> [What needs to be done]: Look for the string "secondary" in every line, and copy each line that has it.

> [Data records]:
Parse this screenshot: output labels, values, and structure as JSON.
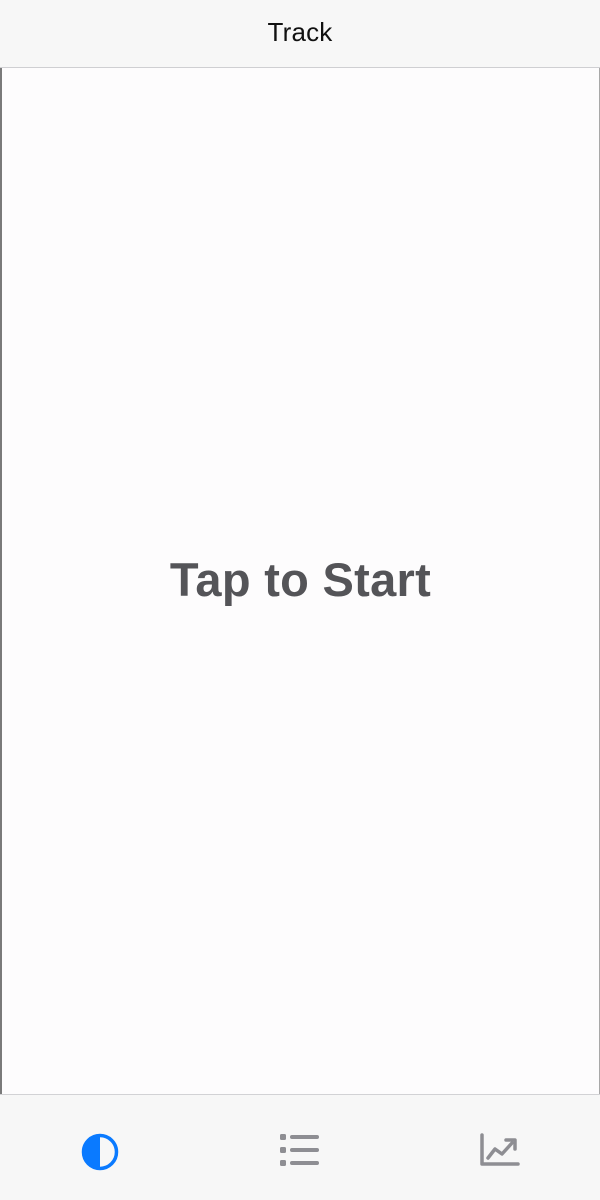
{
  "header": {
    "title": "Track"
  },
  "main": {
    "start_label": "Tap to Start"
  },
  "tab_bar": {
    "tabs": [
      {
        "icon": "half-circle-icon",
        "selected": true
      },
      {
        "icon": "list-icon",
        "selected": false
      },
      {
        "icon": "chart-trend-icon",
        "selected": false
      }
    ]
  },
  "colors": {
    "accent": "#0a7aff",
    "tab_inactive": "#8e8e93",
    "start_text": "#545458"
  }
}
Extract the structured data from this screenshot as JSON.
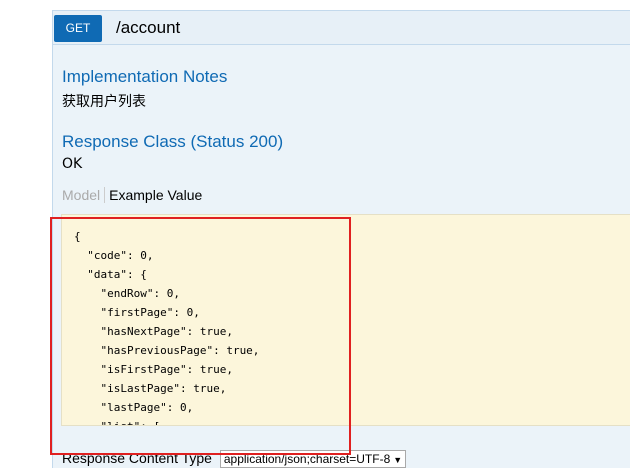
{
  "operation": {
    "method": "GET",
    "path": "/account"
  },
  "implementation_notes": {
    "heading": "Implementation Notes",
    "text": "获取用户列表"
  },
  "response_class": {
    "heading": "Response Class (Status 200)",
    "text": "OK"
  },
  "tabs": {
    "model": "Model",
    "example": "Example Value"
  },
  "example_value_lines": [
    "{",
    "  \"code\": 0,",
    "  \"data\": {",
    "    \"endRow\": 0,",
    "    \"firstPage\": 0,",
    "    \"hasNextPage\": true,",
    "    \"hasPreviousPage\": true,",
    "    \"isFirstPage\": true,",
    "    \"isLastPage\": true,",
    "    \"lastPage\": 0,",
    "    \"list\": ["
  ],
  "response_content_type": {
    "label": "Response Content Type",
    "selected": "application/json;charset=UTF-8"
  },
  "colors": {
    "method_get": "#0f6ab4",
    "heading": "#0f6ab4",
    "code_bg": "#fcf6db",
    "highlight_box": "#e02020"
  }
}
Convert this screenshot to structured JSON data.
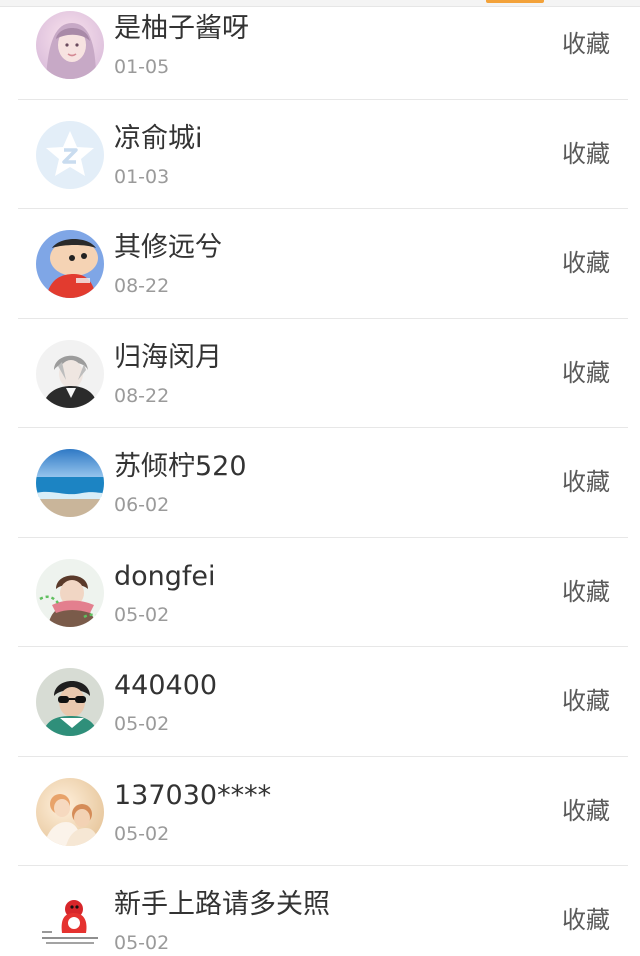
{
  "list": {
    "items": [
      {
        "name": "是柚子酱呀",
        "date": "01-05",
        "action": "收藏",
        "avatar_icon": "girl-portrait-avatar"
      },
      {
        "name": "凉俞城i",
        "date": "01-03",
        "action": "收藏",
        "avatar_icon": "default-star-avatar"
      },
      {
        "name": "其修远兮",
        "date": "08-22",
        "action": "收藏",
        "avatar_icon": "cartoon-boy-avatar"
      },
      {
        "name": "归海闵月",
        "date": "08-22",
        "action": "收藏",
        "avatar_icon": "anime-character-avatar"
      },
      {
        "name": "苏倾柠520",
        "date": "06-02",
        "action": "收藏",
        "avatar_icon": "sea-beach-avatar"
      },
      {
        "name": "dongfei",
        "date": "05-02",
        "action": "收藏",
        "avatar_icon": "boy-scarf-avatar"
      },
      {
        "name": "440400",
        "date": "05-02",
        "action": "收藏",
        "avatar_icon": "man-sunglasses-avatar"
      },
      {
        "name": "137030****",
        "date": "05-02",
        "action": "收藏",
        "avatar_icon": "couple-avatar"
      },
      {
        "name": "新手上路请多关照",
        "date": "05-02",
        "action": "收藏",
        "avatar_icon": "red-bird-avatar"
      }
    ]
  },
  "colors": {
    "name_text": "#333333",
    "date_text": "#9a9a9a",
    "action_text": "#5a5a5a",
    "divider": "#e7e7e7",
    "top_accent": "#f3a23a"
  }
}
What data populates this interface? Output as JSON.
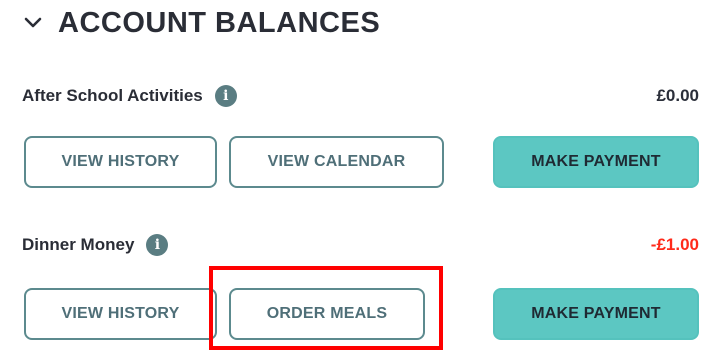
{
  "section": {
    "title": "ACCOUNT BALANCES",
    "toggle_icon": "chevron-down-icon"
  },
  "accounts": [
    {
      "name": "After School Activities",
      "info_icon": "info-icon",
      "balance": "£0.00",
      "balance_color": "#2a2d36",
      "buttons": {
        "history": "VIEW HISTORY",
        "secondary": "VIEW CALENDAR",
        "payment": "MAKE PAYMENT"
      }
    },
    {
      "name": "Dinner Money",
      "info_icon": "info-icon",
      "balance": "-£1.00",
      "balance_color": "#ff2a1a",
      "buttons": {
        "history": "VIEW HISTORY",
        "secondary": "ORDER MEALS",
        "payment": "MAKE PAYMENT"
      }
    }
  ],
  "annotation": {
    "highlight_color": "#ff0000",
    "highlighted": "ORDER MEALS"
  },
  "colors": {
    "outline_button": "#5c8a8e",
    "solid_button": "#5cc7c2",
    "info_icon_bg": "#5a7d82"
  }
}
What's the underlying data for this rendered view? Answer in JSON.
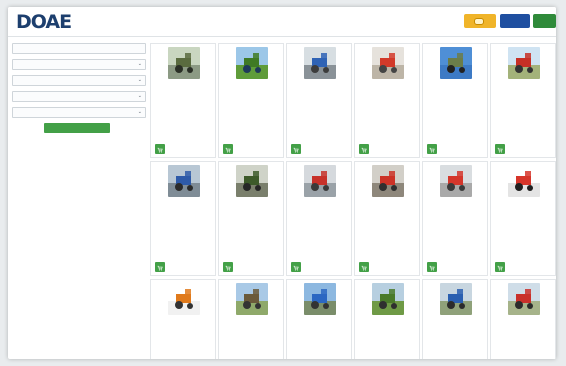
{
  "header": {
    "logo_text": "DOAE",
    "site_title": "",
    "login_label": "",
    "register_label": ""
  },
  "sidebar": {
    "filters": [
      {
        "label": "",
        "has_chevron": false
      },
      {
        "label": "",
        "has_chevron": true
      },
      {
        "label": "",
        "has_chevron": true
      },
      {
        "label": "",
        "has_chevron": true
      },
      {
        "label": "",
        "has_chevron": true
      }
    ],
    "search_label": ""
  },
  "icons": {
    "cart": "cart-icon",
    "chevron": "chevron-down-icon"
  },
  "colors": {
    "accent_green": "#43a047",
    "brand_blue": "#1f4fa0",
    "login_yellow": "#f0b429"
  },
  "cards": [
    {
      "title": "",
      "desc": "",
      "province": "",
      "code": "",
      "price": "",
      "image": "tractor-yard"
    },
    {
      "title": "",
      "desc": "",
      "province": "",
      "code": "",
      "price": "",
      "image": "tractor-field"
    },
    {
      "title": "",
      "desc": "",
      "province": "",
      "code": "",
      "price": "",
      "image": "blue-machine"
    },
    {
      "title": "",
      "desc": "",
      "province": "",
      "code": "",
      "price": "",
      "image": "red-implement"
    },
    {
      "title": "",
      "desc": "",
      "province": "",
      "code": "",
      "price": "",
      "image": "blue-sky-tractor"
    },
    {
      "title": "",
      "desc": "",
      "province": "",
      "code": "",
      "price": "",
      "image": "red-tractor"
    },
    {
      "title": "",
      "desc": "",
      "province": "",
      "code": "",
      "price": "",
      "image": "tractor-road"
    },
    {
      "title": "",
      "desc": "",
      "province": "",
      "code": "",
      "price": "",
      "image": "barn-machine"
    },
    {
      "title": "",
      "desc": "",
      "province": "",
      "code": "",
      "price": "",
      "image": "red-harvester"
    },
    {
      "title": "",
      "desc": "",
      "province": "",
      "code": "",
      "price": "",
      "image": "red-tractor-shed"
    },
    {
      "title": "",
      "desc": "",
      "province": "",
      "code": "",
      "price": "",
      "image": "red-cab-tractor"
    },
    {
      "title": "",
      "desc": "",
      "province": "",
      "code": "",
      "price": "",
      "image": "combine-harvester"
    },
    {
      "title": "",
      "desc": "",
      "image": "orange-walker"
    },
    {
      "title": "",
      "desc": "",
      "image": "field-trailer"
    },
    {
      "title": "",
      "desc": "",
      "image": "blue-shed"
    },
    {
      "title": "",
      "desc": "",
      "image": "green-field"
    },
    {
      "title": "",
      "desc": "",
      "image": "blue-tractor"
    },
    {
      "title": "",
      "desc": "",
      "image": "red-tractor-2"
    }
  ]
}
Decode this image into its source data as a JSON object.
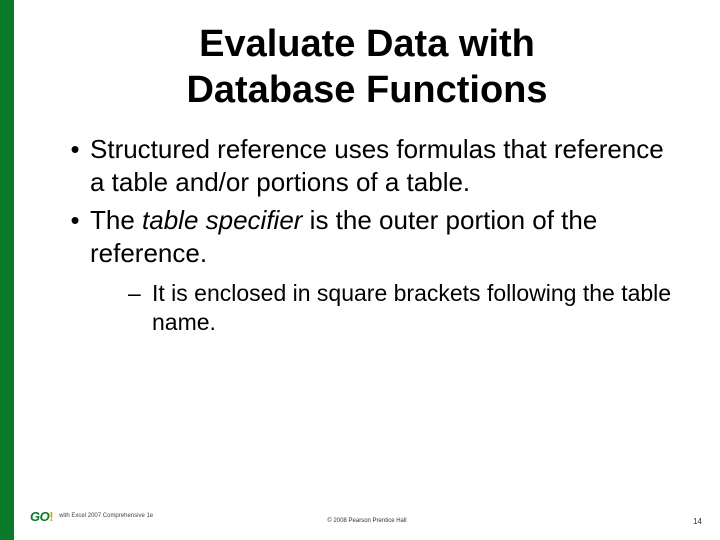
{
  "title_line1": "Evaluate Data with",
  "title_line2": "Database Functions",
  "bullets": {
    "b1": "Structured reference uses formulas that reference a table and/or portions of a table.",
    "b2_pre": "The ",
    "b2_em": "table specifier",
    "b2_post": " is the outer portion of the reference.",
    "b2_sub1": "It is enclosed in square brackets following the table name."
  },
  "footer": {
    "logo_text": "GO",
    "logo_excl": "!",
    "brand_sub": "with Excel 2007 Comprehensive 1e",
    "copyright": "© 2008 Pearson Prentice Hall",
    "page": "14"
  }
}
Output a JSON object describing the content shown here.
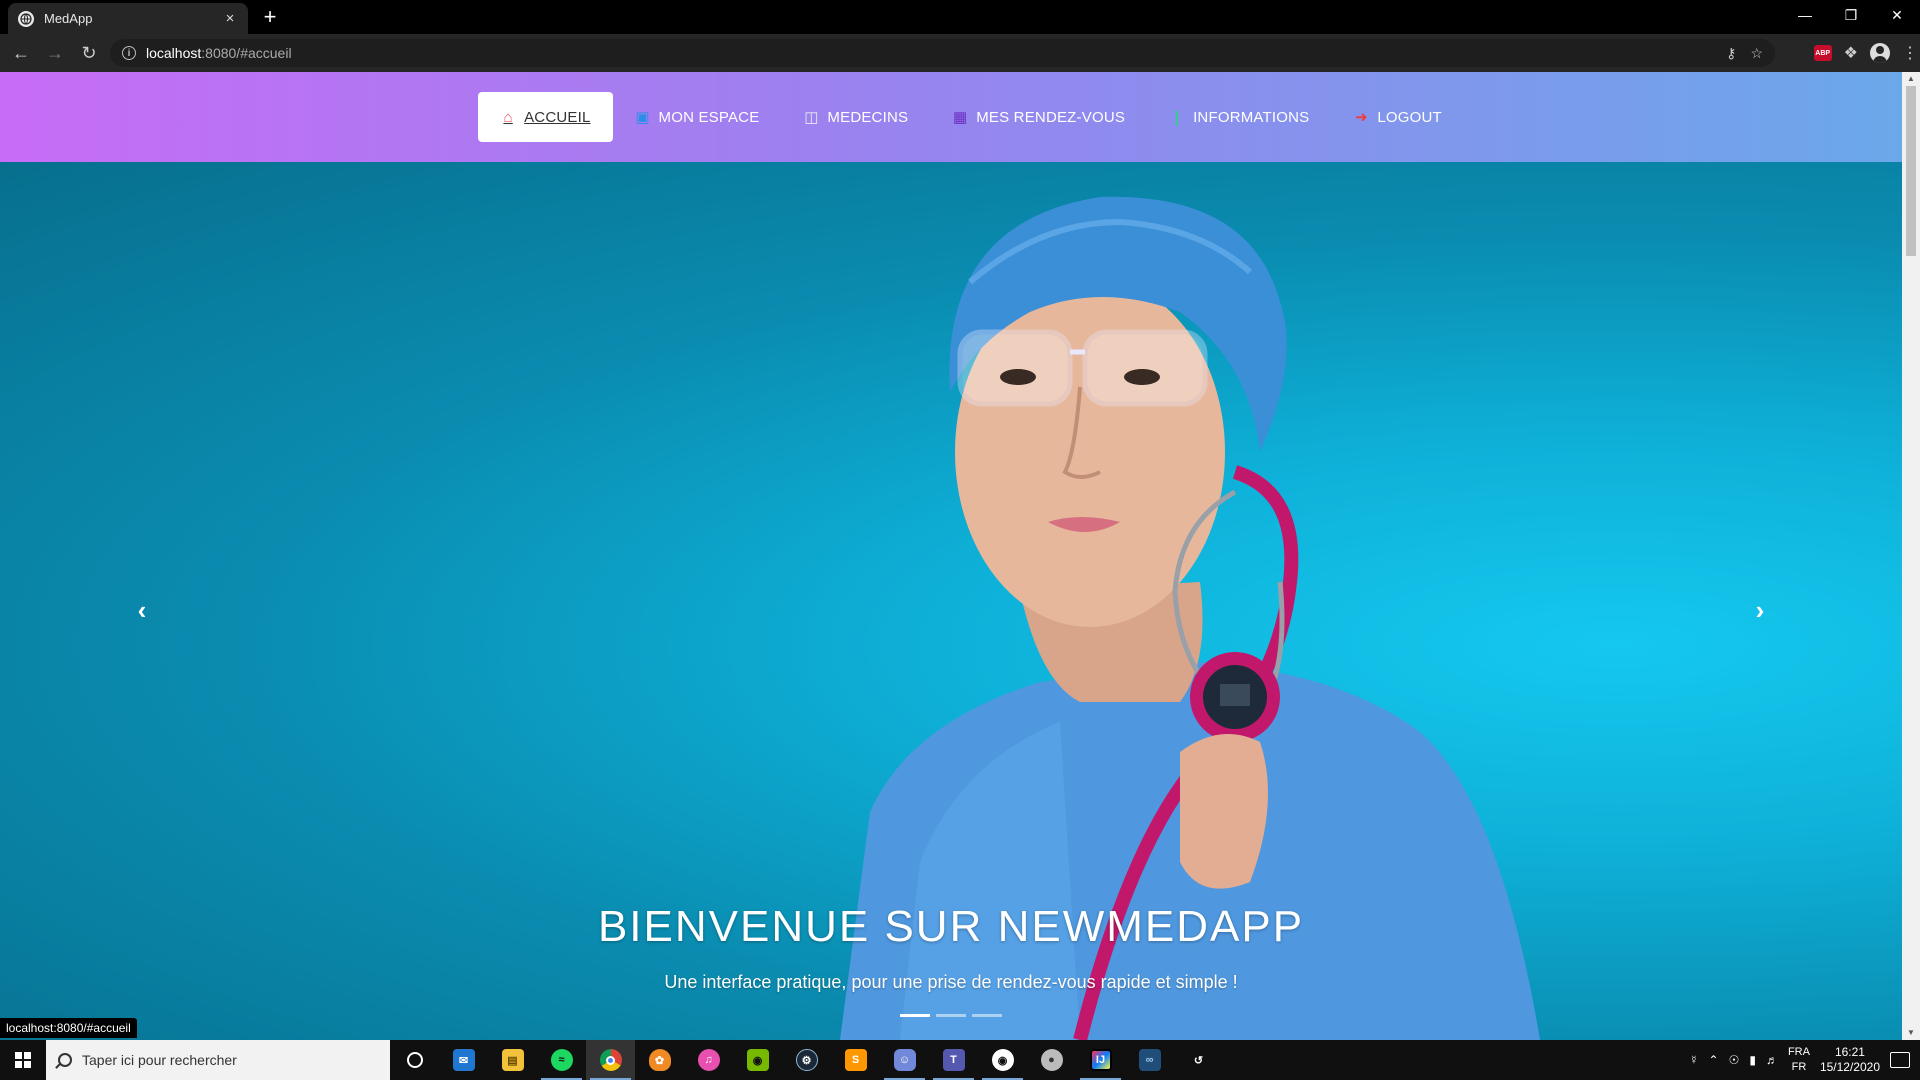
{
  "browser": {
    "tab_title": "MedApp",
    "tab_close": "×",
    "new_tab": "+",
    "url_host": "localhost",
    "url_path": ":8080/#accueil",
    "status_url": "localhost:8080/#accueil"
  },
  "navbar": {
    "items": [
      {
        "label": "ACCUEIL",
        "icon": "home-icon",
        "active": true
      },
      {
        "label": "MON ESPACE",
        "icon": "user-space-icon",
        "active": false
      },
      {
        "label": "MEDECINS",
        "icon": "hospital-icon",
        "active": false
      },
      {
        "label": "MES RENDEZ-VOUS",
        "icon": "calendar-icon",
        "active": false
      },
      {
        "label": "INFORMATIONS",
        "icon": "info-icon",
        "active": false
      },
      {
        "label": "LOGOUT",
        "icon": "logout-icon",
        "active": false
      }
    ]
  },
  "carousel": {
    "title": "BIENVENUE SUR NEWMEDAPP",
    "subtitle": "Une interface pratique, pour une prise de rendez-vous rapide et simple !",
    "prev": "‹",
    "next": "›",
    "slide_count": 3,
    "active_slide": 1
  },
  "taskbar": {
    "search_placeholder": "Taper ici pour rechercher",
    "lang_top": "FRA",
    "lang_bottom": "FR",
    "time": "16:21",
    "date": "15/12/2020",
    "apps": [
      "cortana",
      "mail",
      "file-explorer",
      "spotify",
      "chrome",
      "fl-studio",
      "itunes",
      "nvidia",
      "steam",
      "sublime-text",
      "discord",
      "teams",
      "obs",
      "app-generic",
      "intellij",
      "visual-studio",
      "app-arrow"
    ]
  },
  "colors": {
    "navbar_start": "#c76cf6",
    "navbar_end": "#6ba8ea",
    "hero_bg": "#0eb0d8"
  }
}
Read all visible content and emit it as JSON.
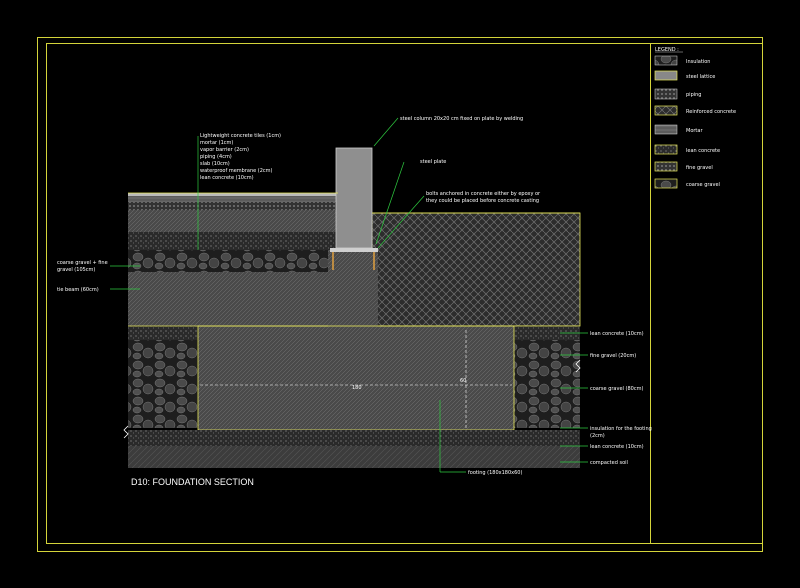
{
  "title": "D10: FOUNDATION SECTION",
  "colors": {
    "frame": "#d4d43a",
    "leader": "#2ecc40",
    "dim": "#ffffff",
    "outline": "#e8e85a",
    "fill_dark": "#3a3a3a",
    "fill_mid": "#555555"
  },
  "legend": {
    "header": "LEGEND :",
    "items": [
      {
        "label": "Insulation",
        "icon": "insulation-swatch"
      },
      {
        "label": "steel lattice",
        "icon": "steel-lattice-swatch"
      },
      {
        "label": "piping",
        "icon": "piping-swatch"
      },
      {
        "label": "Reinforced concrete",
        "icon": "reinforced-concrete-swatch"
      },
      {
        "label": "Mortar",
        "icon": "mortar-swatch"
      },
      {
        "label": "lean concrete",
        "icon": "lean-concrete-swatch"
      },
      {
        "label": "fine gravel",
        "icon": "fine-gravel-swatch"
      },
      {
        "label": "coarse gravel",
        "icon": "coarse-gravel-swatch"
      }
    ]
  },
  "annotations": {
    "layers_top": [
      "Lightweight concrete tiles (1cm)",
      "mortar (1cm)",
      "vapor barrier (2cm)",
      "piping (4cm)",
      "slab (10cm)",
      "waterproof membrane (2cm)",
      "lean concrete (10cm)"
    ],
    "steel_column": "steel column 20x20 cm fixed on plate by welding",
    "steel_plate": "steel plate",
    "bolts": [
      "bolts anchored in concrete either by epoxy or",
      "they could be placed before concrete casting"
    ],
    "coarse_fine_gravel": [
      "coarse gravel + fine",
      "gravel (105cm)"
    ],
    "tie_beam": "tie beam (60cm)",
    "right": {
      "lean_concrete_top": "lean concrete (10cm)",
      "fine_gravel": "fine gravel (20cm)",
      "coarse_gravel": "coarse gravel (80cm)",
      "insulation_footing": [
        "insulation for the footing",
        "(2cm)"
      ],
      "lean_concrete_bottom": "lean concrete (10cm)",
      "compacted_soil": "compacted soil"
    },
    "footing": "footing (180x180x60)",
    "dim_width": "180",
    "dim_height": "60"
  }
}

> [Result below]:
        "secondary": "VIEW CALENDAR",
        "secondary": "ORDER MEALS",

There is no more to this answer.